Directive => Write the records below out in full, character for character, with no pictures.

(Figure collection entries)
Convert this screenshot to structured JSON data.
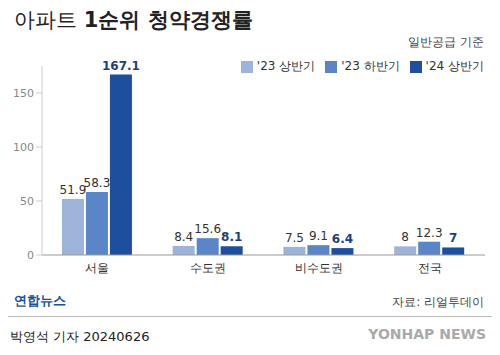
{
  "chart_data": {
    "type": "bar",
    "title": "아파트 1순위 청약경쟁률",
    "subtitle": "일반공급 기준",
    "categories": [
      "서울",
      "수도권",
      "비수도권",
      "전국"
    ],
    "series": [
      {
        "name": "'23 상반기",
        "color": "#9db3d9",
        "values": [
          51.9,
          8.4,
          7.5,
          8.0
        ]
      },
      {
        "name": "'23 하반기",
        "color": "#5a86c8",
        "values": [
          58.3,
          15.6,
          9.1,
          12.3
        ]
      },
      {
        "name": "'24 상반기",
        "color": "#1d4f9e",
        "values": [
          167.1,
          8.1,
          6.4,
          7.0
        ]
      }
    ],
    "ylim": [
      0,
      175
    ],
    "yticks": [
      0,
      50,
      100,
      150
    ],
    "grid": false,
    "legend": "top-right",
    "data_labels": true,
    "source": "자료: 리얼투데이",
    "annotations": [
      "연합뉴스",
      "박영석 기자 20240626",
      "YONHAP NEWS"
    ]
  }
}
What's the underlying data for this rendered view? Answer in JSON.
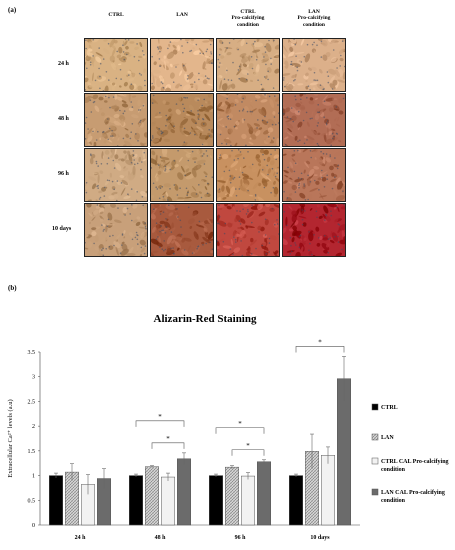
{
  "panel_a": {
    "label": "(a)",
    "columns": [
      "CTRL",
      "LAN",
      "CTRL\nPro-calcifying\ncondition",
      "LAN\nPro-calcifying\ncondition"
    ],
    "rows": [
      "24 h",
      "48 h",
      "96 h",
      "10 days"
    ],
    "stain_colors": {
      "24 h": [
        "#d9b283",
        "#e3b68c",
        "#d7ae84",
        "#dcb08a"
      ],
      "48 h": [
        "#c79c72",
        "#b98a5c",
        "#c18a62",
        "#b26d55"
      ],
      "96 h": [
        "#d0ab84",
        "#c49a6c",
        "#c89160",
        "#b9765a"
      ],
      "10 days": [
        "#c8a07a",
        "#a85a3e",
        "#c0483f",
        "#b32630"
      ]
    }
  },
  "panel_b": {
    "label": "(b)"
  },
  "chart_data": {
    "type": "bar",
    "title": "Alizarin-Red Staining",
    "ylabel": "Extracellular Ca²⁺ levels (a.u)",
    "xlabel": "",
    "ylim": [
      0,
      3.5
    ],
    "yticks": [
      "0",
      "0.5",
      "1",
      "1.5",
      "2",
      "2.5",
      "3",
      "3.5"
    ],
    "categories": [
      "24 h",
      "48 h",
      "96 h",
      "10 days"
    ],
    "series": [
      {
        "name": "CTRL",
        "values": [
          1.0,
          1.0,
          1.0,
          1.0
        ],
        "errors": [
          0.05,
          0.03,
          0.03,
          0.03
        ],
        "color": "#000000",
        "pattern": "solid"
      },
      {
        "name": "LAN",
        "values": [
          1.07,
          1.18,
          1.17,
          1.49
        ],
        "errors": [
          0.17,
          0.02,
          0.03,
          0.35
        ],
        "color": "#bdbdbd",
        "pattern": "hatch"
      },
      {
        "name": "CTRL CAL  Pro-calcifying condition",
        "values": [
          0.82,
          0.97,
          0.99,
          1.41
        ],
        "errors": [
          0.2,
          0.08,
          0.07,
          0.17
        ],
        "color": "#f2f2f2",
        "pattern": "light"
      },
      {
        "name": "LAN CAL  Pro-calcifying condition",
        "values": [
          0.94,
          1.34,
          1.28,
          2.96
        ],
        "errors": [
          0.2,
          0.12,
          0.04,
          0.45
        ],
        "color": "#6b6b6b",
        "pattern": "solid"
      }
    ],
    "significance": [
      {
        "category": "48 h",
        "pairs": [
          [
            0,
            3
          ],
          [
            1,
            3
          ]
        ],
        "label": "*"
      },
      {
        "category": "96 h",
        "pairs": [
          [
            0,
            3
          ],
          [
            1,
            3
          ]
        ],
        "label": "*"
      },
      {
        "category": "10 days",
        "pairs": [
          [
            0,
            3
          ]
        ],
        "label": "*"
      }
    ],
    "legend_position": "right",
    "legend_labels": [
      "CTRL",
      "LAN",
      "CTRL CAL  Pro-calcifying",
      "LAN CAL  Pro-calcifying"
    ],
    "legend_sublabels": [
      "",
      "",
      "condition",
      "condition"
    ]
  }
}
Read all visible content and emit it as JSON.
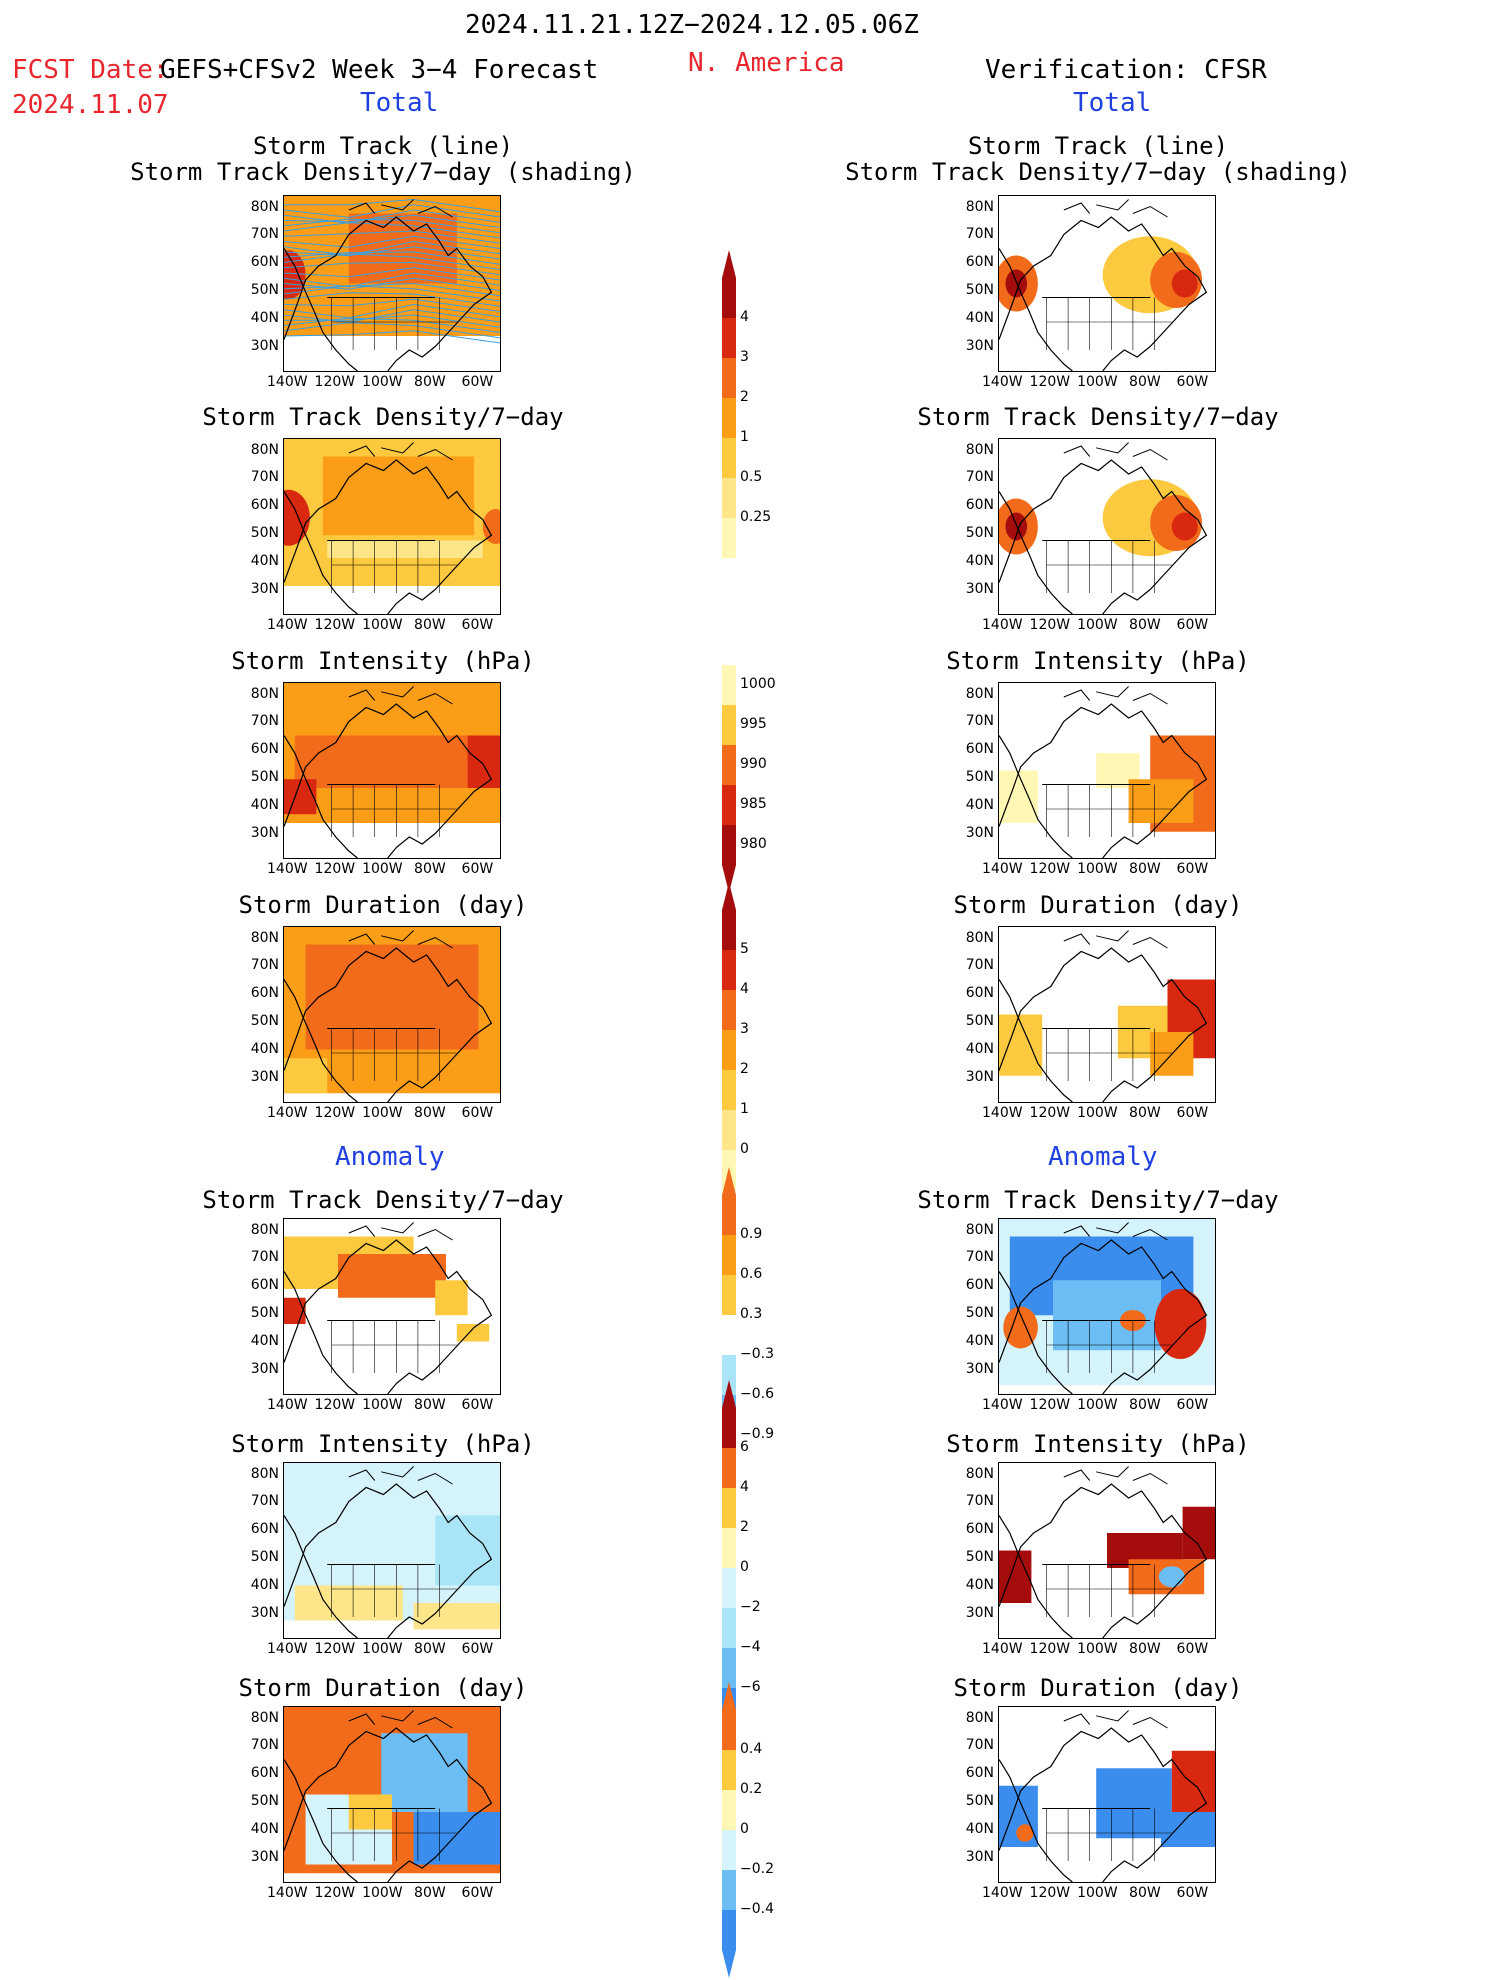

Final result =>
Convert this screenshot to structured JSON data.
{
  "chart_data": {
    "type": "bar",
    "title": "아파트 1순위 청약경쟁률",
    "subtitle": "일반공급 기준",
    "categories": [
      "서울",
      "수도권",
      "비수도권",
      "전국"
    ],
    "series": [
      {
        "name": "'23 상반기",
        "color": "#9db3d9",
        "values": [
          51.9,
          8.4,
          7.5,
          8.0
        ]
      },
      {
        "name": "'23 하반기",
        "color": "#5a86c8",
        "values": [
          58.3,
          15.6,
          9.1,
          12.3
        ]
      },
      {
        "name": "'24 상반기",
        "color": "#1d4f9e",
        "values": [
          167.1,
          8.1,
          6.4,
          7.0
        ]
      }
    ],
    "ylim": [
      0,
      175
    ],
    "yticks": [
      0,
      50,
      100,
      150
    ],
    "grid": false,
    "legend": "top-right",
    "data_labels": true,
    "source": "자료: 리얼투데이",
    "annotations": [
      "연합뉴스",
      "박영석 기자 20240626",
      "YONHAP NEWS"
    ]
  }
}
What's the underlying data for this rendered view? Answer in JSON.
{
  "panel_a": {
    "label": "(a)",
    "columns": [
      "CTRL",
      "LAN",
      "CTRL\nPro-calcifying\ncondition",
      "LAN\nPro-calcifying\ncondition"
    ],
    "rows": [
      "24 h",
      "48 h",
      "96 h",
      "10 days"
    ],
    "stain_colors": {
      "24 h": [
        "#d9b283",
        "#e3b68c",
        "#d7ae84",
        "#dcb08a"
      ],
      "48 h": [
        "#c79c72",
        "#b98a5c",
        "#c18a62",
        "#b26d55"
      ],
      "96 h": [
        "#d0ab84",
        "#c49a6c",
        "#c89160",
        "#b9765a"
      ],
      "10 days": [
        "#c8a07a",
        "#a85a3e",
        "#c0483f",
        "#b32630"
      ]
    }
  },
  "panel_b": {
    "label": "(b)"
  },
  "chart_data": {
    "type": "bar",
    "title": "Alizarin-Red Staining",
    "ylabel": "Extracellular Ca²⁺ levels (a.u)",
    "xlabel": "",
    "ylim": [
      0,
      3.5
    ],
    "yticks": [
      "0",
      "0.5",
      "1",
      "1.5",
      "2",
      "2.5",
      "3",
      "3.5"
    ],
    "categories": [
      "24 h",
      "48 h",
      "96 h",
      "10 days"
    ],
    "series": [
      {
        "name": "CTRL",
        "values": [
          1.0,
          1.0,
          1.0,
          1.0
        ],
        "errors": [
          0.05,
          0.03,
          0.03,
          0.03
        ],
        "color": "#000000",
        "pattern": "solid"
      },
      {
        "name": "LAN",
        "values": [
          1.07,
          1.18,
          1.17,
          1.49
        ],
        "errors": [
          0.17,
          0.02,
          0.03,
          0.35
        ],
        "color": "#bdbdbd",
        "pattern": "hatch"
      },
      {
        "name": "CTRL CAL  Pro-calcifying condition",
        "values": [
          0.82,
          0.97,
          0.99,
          1.41
        ],
        "errors": [
          0.2,
          0.08,
          0.07,
          0.17
        ],
        "color": "#f2f2f2",
        "pattern": "light"
      },
      {
        "name": "LAN CAL  Pro-calcifying condition",
        "values": [
          0.94,
          1.34,
          1.28,
          2.96
        ],
        "errors": [
          0.2,
          0.12,
          0.04,
          0.45
        ],
        "color": "#6b6b6b",
        "pattern": "solid"
      }
    ],
    "significance": [
      {
        "category": "48 h",
        "pairs": [
          [
            0,
            3
          ],
          [
            1,
            3
          ]
        ],
        "label": "*"
      },
      {
        "category": "96 h",
        "pairs": [
          [
            0,
            3
          ],
          [
            1,
            3
          ]
        ],
        "label": "*"
      },
      {
        "category": "10 days",
        "pairs": [
          [
            0,
            3
          ]
        ],
        "label": "*"
      }
    ],
    "legend_position": "right",
    "legend_labels": [
      "CTRL",
      "LAN",
      "CTRL CAL  Pro-calcifying",
      "LAN CAL  Pro-calcifying"
    ],
    "legend_sublabels": [
      "",
      "",
      "condition",
      "condition"
    ]
  }
}
Read all visible content and emit it as JSON.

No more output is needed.